• _Material provided_

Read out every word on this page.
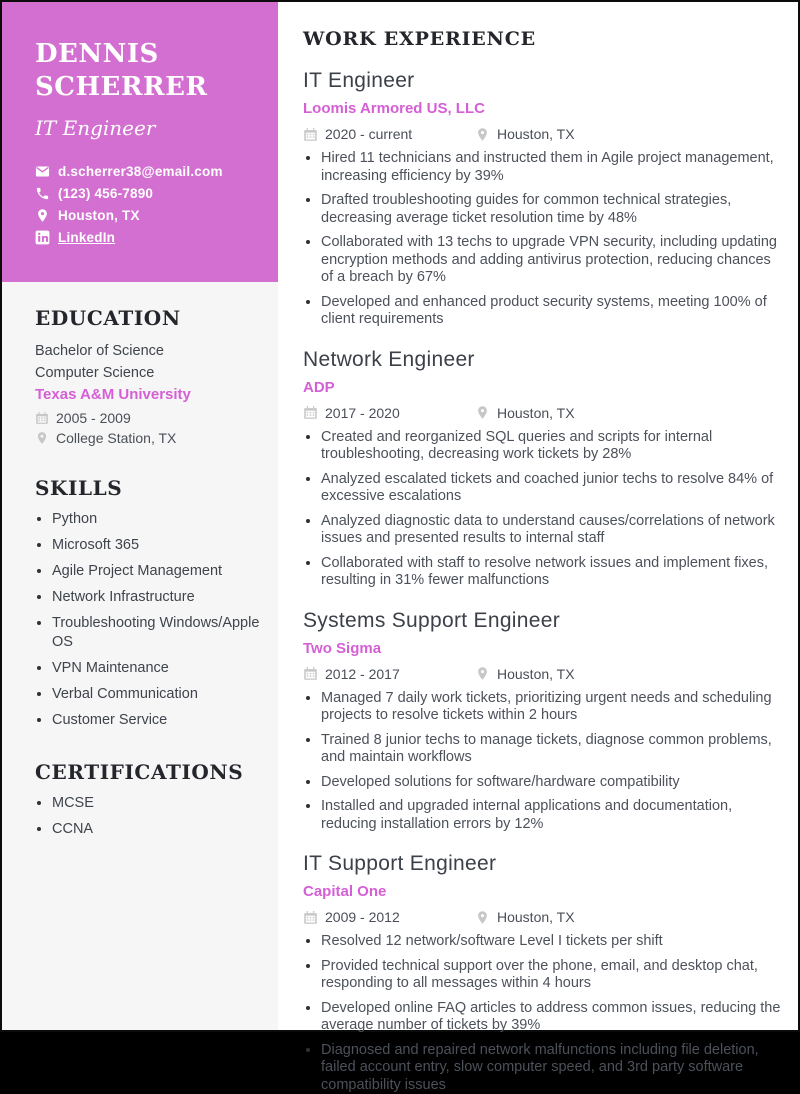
DENNIS
SCHERRER
IT Engineer
d.scherrer38@email.com
(123) 456-7890
Houston, TX
LinkedIn
EDUCATION
Bachelor of Science
Computer Science
Texas A&M University
2005 - 2009
College Station, TX
SKILLS
• Python
• Microsoft 365
• Agile Project Management
• Network Infrastructure
• Troubleshooting Windows/Apple OS
• VPN Maintenance
• Verbal Communication
• Customer Service
CERTIFICATIONS
• MCSE
• CCNA
WORK EXPERIENCE
IT Engineer
Loomis Armored US, LLC
2020 - current	Houston, TX
• Hired 11 technicians and instructed them in Agile project management, increasing efficiency by 39%
• Drafted troubleshooting guides for common technical strategies, decreasing average ticket resolution time by 48%
• Collaborated with 13 techs to upgrade VPN security, including updating encryption methods and adding antivirus protection, reducing chances of a breach by 67%
• Developed and enhanced product security systems, meeting 100% of client requirements
Network Engineer
ADP
2017 - 2020	Houston, TX
• Created and reorganized SQL queries and scripts for internal troubleshooting, decreasing work tickets by 28%
• Analyzed escalated tickets and coached junior techs to resolve 84% of excessive escalations
• Analyzed diagnostic data to understand causes/correlations of network issues and presented results to internal staff
• Collaborated with staff to resolve network issues and implement fixes, resulting in 31% fewer malfunctions
Systems Support Engineer
Two Sigma
2012 - 2017	Houston, TX
• Managed 7 daily work tickets, prioritizing urgent needs and scheduling projects to resolve tickets within 2 hours
• Trained 8 junior techs to manage tickets, diagnose common problems, and maintain workflows
• Developed solutions for software/hardware compatibility
• Installed and upgraded internal applications and documentation, reducing installation errors by 12%
IT Support Engineer
Capital One
2009 - 2012	Houston, TX
• Resolved 12 network/software Level I tickets per shift
• Provided technical support over the phone, email, and desktop chat, responding to all messages within 4 hours
• Developed online FAQ articles to address common issues, reducing the average number of tickets by 39%
• Diagnosed and repaired network malfunctions including file deletion, failed account entry, slow computer speed, and 3rd party software compatibility issues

• _Your assignment_
Whichever lines of the data include the word "Engineer", pull them out.

• _Answer to the problem_
IT Engineer
IT Engineer
Network Engineer
Systems Support Engineer
IT Support Engineer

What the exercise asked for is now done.